» **Exercise description**
Quote every line as given.

◇ ◇ ◇

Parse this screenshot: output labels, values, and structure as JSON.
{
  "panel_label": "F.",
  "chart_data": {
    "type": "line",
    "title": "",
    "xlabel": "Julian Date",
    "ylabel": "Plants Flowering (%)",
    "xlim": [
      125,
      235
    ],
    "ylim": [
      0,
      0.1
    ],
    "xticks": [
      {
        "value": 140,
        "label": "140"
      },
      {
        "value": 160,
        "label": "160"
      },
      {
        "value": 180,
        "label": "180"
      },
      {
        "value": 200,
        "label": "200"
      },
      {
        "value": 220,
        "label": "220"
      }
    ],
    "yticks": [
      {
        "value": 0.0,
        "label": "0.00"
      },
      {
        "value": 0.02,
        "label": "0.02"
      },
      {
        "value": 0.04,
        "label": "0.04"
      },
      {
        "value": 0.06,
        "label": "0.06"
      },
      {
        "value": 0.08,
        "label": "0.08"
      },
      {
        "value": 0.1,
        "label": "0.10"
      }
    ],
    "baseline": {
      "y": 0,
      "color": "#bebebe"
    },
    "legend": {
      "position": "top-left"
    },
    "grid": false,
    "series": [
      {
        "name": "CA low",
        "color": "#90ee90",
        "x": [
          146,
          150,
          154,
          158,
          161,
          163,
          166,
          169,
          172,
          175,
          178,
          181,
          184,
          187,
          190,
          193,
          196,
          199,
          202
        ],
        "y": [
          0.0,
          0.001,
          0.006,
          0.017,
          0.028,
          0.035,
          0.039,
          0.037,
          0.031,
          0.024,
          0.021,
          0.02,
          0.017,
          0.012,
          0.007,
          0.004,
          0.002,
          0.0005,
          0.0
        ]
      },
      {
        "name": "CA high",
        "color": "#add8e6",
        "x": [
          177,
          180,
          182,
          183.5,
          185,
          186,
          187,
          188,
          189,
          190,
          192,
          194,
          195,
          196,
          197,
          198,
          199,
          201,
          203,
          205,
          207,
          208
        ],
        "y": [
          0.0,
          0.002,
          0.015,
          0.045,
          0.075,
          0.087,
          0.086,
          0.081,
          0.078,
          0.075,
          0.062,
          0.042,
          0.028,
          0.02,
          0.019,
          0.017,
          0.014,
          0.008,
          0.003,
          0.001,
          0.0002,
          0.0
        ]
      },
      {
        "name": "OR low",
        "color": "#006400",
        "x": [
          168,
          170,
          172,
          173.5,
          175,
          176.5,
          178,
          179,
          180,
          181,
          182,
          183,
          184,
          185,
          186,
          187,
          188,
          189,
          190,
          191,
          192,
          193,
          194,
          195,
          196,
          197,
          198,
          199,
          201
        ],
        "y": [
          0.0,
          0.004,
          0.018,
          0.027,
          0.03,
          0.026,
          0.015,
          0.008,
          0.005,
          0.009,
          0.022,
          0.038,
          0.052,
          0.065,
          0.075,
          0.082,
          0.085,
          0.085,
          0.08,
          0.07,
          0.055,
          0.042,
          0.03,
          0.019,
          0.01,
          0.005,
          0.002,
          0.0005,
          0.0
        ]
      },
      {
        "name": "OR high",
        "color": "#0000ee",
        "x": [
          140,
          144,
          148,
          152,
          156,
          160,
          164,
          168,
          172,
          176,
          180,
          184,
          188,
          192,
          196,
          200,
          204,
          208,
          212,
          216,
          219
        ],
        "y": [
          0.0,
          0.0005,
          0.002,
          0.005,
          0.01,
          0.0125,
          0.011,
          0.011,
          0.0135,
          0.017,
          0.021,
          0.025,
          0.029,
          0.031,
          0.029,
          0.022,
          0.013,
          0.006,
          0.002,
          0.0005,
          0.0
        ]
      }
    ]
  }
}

◇ ◇ ◇

» **Task output**
Parse this screenshot: output labels, values, and structure as JSON.
{
  "panel_label": "F.",
  "chart_data": {
    "type": "line",
    "title": "",
    "xlabel": "Julian Date",
    "ylabel": "Plants Flowering (%)",
    "xlim": [
      125,
      235
    ],
    "ylim": [
      0,
      0.1
    ],
    "xticks": [
      {
        "value": 140,
        "label": "140"
      },
      {
        "value": 160,
        "label": "160"
      },
      {
        "value": 180,
        "label": "180"
      },
      {
        "value": 200,
        "label": "200"
      },
      {
        "value": 220,
        "label": "220"
      }
    ],
    "yticks": [
      {
        "value": 0.0,
        "label": "0.00"
      },
      {
        "value": 0.02,
        "label": "0.02"
      },
      {
        "value": 0.04,
        "label": "0.04"
      },
      {
        "value": 0.06,
        "label": "0.06"
      },
      {
        "value": 0.08,
        "label": "0.08"
      },
      {
        "value": 0.1,
        "label": "0.10"
      }
    ],
    "baseline": {
      "y": 0,
      "color": "#bebebe"
    },
    "legend": {
      "position": "top-left"
    },
    "grid": false,
    "series": [
      {
        "name": "CA low",
        "color": "#90ee90",
        "x": [
          146,
          150,
          154,
          158,
          161,
          163,
          166,
          169,
          172,
          175,
          178,
          181,
          184,
          187,
          190,
          193,
          196,
          199,
          202
        ],
        "y": [
          0.0,
          0.001,
          0.006,
          0.017,
          0.028,
          0.035,
          0.039,
          0.037,
          0.031,
          0.024,
          0.021,
          0.02,
          0.017,
          0.012,
          0.007,
          0.004,
          0.002,
          0.0005,
          0.0
        ]
      },
      {
        "name": "CA high",
        "color": "#add8e6",
        "x": [
          177,
          180,
          182,
          183.5,
          185,
          186,
          187,
          188,
          189,
          190,
          192,
          194,
          195,
          196,
          197,
          198,
          199,
          201,
          203,
          205,
          207,
          208
        ],
        "y": [
          0.0,
          0.002,
          0.015,
          0.045,
          0.075,
          0.087,
          0.086,
          0.081,
          0.078,
          0.075,
          0.062,
          0.042,
          0.028,
          0.02,
          0.019,
          0.017,
          0.014,
          0.008,
          0.003,
          0.001,
          0.0002,
          0.0
        ]
      },
      {
        "name": "OR low",
        "color": "#006400",
        "x": [
          168,
          170,
          172,
          173.5,
          175,
          176.5,
          178,
          179,
          180,
          181,
          182,
          183,
          184,
          185,
          186,
          187,
          188,
          189,
          190,
          191,
          192,
          193,
          194,
          195,
          196,
          197,
          198,
          199,
          201
        ],
        "y": [
          0.0,
          0.004,
          0.018,
          0.027,
          0.03,
          0.026,
          0.015,
          0.008,
          0.005,
          0.009,
          0.022,
          0.038,
          0.052,
          0.065,
          0.075,
          0.082,
          0.085,
          0.085,
          0.08,
          0.07,
          0.055,
          0.042,
          0.03,
          0.019,
          0.01,
          0.005,
          0.002,
          0.0005,
          0.0
        ]
      },
      {
        "name": "OR high",
        "color": "#0000ee",
        "x": [
          140,
          144,
          148,
          152,
          156,
          160,
          164,
          168,
          172,
          176,
          180,
          184,
          188,
          192,
          196,
          200,
          204,
          208,
          212,
          216,
          219
        ],
        "y": [
          0.0,
          0.0005,
          0.002,
          0.005,
          0.01,
          0.0125,
          0.011,
          0.011,
          0.0135,
          0.017,
          0.021,
          0.025,
          0.029,
          0.031,
          0.029,
          0.022,
          0.013,
          0.006,
          0.002,
          0.0005,
          0.0
        ]
      }
    ]
  }
}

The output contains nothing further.